• WORK REQUIRED: Among the lines of these entries, how many hold the word "July"? State only the number.

Figure contents as structured data

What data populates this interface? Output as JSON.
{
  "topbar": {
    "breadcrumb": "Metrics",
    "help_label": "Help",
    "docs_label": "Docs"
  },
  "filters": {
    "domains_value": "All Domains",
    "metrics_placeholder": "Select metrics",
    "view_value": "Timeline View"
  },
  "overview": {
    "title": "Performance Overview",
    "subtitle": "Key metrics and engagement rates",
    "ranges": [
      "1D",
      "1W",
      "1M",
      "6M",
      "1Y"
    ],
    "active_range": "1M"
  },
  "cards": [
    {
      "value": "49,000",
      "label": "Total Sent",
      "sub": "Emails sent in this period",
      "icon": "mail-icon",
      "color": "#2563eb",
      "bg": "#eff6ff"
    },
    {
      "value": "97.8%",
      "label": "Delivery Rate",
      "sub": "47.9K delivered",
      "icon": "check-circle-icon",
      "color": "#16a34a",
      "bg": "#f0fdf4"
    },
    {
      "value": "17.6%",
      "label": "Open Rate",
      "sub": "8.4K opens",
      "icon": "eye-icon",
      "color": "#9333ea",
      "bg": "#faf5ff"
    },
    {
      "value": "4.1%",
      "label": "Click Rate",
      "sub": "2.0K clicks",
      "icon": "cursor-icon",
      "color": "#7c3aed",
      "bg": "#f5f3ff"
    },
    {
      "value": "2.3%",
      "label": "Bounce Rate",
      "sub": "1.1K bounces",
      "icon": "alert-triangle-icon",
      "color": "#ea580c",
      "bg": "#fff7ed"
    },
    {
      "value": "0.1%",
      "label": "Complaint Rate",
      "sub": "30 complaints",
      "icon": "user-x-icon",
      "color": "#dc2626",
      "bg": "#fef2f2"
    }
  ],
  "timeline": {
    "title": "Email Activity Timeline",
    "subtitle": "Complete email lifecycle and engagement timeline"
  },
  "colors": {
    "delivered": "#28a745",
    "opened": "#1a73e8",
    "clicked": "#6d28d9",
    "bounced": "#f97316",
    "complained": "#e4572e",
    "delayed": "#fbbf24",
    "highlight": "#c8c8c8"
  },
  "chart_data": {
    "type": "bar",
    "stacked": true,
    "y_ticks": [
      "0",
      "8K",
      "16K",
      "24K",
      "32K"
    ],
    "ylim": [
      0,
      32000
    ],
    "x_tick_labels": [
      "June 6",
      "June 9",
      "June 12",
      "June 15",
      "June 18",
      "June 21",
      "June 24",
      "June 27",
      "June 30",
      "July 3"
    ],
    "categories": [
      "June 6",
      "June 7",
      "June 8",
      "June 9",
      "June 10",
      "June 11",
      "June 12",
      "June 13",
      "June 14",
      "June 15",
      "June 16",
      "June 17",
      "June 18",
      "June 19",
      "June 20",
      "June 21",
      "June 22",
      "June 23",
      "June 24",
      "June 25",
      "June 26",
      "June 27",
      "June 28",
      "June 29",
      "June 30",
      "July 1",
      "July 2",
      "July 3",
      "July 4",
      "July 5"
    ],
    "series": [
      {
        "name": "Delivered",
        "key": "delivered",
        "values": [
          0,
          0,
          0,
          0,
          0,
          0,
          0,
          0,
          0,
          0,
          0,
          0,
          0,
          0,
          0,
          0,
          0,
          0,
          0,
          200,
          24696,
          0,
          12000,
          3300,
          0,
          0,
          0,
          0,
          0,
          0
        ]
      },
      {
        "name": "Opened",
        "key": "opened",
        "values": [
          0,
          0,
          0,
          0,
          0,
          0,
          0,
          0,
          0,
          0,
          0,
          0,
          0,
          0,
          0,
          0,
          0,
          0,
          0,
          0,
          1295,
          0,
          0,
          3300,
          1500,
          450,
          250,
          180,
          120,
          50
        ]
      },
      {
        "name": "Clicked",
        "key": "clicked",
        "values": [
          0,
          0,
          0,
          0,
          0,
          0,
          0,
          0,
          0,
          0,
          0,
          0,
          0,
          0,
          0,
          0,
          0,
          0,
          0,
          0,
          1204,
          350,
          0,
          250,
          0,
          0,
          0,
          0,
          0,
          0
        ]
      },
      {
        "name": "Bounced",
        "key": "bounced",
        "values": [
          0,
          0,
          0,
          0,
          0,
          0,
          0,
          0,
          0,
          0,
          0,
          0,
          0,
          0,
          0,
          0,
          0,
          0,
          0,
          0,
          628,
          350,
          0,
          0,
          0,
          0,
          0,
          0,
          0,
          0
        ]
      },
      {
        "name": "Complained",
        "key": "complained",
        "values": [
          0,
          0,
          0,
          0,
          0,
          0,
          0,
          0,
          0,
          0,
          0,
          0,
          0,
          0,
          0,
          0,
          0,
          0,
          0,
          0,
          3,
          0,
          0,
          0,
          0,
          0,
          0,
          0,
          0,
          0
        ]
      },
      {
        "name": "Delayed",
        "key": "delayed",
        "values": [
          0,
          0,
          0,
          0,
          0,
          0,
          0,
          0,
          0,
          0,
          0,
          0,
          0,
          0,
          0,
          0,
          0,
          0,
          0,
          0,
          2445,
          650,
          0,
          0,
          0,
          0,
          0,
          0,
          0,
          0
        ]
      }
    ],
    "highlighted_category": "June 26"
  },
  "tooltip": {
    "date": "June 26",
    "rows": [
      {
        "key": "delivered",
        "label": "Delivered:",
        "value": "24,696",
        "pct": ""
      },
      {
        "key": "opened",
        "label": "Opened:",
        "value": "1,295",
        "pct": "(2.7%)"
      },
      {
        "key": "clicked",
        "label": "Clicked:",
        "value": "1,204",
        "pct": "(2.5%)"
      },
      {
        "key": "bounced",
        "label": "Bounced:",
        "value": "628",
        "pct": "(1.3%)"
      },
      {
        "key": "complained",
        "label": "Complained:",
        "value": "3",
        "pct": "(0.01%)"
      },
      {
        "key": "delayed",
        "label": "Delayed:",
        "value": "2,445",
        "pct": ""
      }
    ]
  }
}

• RESPONSE TO THIS EXERCISE: 6